_GIVEN REQUEST_
Retype the listing without any change, starting at its first line and ending at the line that contains "figure-head — [603, 144, 625, 172]", with both of those lines included.

Stored data:

· · · ·

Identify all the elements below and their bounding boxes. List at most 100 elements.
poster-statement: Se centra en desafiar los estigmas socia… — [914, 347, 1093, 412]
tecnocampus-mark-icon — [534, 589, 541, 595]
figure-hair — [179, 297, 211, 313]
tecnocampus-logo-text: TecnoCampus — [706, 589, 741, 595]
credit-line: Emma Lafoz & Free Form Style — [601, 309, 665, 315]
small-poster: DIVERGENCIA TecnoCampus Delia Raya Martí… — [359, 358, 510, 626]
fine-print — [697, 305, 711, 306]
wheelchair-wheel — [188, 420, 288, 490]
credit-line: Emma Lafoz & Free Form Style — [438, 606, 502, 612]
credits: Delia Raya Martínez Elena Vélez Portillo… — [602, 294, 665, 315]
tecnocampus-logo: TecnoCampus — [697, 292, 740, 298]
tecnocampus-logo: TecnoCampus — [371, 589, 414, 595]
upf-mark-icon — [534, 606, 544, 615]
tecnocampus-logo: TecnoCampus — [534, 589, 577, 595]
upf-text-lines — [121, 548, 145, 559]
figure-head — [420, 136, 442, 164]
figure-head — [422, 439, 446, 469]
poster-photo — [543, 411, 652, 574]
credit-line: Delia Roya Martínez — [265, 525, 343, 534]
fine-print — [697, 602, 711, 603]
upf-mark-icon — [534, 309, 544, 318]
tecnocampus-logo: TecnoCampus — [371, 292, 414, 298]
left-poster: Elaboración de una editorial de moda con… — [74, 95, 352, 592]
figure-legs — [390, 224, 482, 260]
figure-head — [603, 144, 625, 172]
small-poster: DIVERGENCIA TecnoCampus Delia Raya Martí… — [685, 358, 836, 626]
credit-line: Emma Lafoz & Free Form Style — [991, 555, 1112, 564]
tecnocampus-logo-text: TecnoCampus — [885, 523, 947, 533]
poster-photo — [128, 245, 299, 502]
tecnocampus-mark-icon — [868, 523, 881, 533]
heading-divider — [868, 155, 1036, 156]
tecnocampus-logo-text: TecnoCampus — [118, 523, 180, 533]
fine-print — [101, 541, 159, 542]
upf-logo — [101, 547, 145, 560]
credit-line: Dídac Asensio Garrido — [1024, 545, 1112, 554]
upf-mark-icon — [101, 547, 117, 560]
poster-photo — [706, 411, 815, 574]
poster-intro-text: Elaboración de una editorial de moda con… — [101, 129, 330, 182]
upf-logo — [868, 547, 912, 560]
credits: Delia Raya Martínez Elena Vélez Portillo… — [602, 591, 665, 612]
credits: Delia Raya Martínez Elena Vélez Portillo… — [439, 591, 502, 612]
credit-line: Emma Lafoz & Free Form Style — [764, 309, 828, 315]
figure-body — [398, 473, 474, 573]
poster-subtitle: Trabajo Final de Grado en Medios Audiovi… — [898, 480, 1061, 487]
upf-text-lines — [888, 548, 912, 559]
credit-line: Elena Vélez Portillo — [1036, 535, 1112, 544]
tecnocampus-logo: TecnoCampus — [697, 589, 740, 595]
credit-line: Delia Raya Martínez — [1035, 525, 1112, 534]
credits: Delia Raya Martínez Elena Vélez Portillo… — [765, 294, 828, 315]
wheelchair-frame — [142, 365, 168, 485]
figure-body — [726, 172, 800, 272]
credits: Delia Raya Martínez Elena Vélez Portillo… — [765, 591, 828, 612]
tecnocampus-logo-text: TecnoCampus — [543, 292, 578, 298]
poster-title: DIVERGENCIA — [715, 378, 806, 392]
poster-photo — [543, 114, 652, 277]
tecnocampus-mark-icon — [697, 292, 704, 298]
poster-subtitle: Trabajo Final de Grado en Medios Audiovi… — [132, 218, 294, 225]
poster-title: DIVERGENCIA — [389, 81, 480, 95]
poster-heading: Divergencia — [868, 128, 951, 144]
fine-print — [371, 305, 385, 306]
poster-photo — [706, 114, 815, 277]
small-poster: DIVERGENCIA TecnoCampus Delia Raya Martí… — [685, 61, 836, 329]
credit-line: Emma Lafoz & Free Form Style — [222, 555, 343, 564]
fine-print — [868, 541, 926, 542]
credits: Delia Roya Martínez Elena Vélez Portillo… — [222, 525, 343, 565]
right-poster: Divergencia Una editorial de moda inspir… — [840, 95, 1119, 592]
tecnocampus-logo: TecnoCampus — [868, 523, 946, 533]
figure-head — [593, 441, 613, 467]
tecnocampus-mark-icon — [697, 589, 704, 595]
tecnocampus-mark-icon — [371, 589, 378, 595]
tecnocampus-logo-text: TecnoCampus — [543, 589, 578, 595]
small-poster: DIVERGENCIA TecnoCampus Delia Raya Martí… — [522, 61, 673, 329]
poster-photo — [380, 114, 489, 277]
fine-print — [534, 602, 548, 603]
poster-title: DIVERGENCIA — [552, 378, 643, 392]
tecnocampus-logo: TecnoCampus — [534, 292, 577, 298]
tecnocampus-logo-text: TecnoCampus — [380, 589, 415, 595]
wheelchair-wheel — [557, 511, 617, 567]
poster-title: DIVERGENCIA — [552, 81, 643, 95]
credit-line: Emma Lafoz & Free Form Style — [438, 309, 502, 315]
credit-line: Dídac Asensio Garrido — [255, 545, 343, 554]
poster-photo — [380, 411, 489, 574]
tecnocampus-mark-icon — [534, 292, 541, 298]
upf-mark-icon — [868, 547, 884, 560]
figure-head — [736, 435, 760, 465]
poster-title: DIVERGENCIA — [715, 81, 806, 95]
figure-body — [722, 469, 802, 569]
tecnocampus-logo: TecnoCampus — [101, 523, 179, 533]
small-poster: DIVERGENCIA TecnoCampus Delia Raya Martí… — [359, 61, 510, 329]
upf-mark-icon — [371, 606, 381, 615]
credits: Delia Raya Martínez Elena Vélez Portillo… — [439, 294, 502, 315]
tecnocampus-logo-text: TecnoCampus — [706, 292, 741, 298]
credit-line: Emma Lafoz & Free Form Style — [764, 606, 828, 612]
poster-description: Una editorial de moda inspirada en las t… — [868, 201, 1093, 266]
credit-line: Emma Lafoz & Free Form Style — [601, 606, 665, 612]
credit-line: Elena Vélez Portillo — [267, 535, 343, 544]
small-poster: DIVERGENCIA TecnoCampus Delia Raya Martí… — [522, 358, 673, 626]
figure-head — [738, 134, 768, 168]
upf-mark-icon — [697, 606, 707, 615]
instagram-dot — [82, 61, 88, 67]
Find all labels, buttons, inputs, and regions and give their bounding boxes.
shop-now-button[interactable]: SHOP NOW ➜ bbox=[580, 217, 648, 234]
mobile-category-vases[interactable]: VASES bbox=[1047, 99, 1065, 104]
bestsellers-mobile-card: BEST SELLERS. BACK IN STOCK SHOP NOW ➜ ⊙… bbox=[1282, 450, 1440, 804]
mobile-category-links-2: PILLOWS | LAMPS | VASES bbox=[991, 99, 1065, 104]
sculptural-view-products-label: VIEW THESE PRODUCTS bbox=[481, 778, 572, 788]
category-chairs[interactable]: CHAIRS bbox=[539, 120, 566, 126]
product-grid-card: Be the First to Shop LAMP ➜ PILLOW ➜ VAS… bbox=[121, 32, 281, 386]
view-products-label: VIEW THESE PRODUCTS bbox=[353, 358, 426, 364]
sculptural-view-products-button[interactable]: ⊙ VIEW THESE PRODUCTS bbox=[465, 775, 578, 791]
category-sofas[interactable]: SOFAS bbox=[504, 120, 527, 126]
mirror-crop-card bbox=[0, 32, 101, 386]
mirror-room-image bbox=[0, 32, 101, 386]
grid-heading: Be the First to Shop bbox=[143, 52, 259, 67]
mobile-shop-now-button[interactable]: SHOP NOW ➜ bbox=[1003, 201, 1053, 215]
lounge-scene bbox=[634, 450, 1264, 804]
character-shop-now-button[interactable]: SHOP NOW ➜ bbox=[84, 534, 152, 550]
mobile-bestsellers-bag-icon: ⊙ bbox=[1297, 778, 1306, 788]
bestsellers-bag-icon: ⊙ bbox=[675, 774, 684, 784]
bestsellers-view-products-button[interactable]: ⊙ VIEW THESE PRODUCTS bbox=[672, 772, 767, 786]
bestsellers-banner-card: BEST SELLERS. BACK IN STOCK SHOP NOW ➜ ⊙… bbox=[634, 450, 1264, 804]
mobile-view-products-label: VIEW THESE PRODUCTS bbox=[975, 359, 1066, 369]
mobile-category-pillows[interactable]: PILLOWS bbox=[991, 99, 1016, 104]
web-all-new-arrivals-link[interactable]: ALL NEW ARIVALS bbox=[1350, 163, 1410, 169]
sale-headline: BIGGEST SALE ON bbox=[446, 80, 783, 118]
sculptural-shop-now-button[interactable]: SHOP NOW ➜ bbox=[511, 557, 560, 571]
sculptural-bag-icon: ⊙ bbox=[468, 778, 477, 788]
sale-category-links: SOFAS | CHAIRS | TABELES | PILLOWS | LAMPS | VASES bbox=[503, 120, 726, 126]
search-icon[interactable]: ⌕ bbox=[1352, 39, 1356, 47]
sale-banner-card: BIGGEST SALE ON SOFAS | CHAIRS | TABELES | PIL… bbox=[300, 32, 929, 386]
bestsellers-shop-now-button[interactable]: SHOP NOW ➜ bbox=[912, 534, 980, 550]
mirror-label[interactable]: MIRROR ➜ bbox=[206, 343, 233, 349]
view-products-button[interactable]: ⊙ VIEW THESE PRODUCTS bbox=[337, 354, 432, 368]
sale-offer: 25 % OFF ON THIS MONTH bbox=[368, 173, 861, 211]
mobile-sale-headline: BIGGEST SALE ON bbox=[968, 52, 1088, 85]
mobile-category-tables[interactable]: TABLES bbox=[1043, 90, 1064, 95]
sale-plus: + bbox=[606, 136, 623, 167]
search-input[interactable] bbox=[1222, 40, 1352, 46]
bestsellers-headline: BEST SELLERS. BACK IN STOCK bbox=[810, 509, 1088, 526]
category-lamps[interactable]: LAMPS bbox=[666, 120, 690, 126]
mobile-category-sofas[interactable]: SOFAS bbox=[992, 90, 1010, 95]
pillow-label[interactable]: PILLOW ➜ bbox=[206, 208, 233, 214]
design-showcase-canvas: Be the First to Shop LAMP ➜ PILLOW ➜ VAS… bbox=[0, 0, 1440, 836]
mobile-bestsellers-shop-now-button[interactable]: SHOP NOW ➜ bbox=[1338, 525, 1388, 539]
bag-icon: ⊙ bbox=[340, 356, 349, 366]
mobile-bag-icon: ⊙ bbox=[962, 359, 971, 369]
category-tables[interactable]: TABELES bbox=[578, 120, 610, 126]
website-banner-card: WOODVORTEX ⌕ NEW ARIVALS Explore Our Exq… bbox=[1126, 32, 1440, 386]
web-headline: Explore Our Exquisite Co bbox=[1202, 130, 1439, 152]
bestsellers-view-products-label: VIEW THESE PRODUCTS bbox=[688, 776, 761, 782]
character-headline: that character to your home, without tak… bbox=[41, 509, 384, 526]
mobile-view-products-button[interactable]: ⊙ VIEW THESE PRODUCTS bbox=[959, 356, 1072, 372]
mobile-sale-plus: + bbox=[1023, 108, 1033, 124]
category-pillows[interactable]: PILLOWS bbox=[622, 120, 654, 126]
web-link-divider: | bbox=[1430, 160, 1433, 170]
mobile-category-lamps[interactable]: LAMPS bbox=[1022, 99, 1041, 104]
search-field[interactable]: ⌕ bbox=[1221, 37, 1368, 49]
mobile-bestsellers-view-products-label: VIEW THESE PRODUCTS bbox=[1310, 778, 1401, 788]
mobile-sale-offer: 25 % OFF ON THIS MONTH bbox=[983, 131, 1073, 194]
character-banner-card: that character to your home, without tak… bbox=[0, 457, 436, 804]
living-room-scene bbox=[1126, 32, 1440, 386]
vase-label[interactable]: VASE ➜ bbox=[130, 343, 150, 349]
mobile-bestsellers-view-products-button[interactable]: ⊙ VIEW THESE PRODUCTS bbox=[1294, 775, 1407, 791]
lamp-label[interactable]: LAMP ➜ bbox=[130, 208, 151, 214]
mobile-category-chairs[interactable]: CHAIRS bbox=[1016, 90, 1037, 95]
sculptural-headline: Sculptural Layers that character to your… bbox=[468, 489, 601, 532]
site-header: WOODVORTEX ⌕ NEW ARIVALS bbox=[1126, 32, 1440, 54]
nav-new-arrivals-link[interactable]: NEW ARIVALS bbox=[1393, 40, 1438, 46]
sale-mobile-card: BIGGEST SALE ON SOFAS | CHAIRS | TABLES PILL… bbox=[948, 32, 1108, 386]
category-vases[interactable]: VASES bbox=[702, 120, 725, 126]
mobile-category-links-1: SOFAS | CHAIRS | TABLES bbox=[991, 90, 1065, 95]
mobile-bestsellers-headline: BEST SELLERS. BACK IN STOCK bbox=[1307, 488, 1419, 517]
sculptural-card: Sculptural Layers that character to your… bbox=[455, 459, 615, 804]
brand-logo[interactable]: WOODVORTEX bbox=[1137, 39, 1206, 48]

· · · ·

_EXERCISE RESPONSE_
Identify all the elements below and their bounding boxes. List at most 100 elements.
poster-statement: Se centra en desafiar los estigmas socia… — [914, 347, 1093, 412]
tecnocampus-mark-icon — [534, 589, 541, 595]
figure-hair — [179, 297, 211, 313]
tecnocampus-logo-text: TecnoCampus — [706, 589, 741, 595]
credit-line: Emma Lafoz & Free Form Style — [601, 309, 665, 315]
small-poster: DIVERGENCIA TecnoCampus Delia Raya Martí… — [359, 358, 510, 626]
fine-print — [697, 305, 711, 306]
wheelchair-wheel — [188, 420, 288, 490]
credit-line: Emma Lafoz & Free Form Style — [438, 606, 502, 612]
credits: Delia Raya Martínez Elena Vélez Portillo… — [602, 294, 665, 315]
tecnocampus-logo: TecnoCampus — [697, 292, 740, 298]
tecnocampus-logo: TecnoCampus — [371, 589, 414, 595]
upf-mark-icon — [534, 606, 544, 615]
tecnocampus-logo: TecnoCampus — [534, 589, 577, 595]
upf-text-lines — [121, 548, 145, 559]
figure-head — [420, 136, 442, 164]
figure-head — [422, 439, 446, 469]
poster-photo — [543, 411, 652, 574]
credit-line: Delia Roya Martínez — [265, 525, 343, 534]
fine-print — [697, 602, 711, 603]
upf-mark-icon — [534, 309, 544, 318]
tecnocampus-logo: TecnoCampus — [371, 292, 414, 298]
left-poster: Elaboración de una editorial de moda con… — [74, 95, 352, 592]
figure-legs — [390, 224, 482, 260]
figure-head — [603, 144, 625, 172]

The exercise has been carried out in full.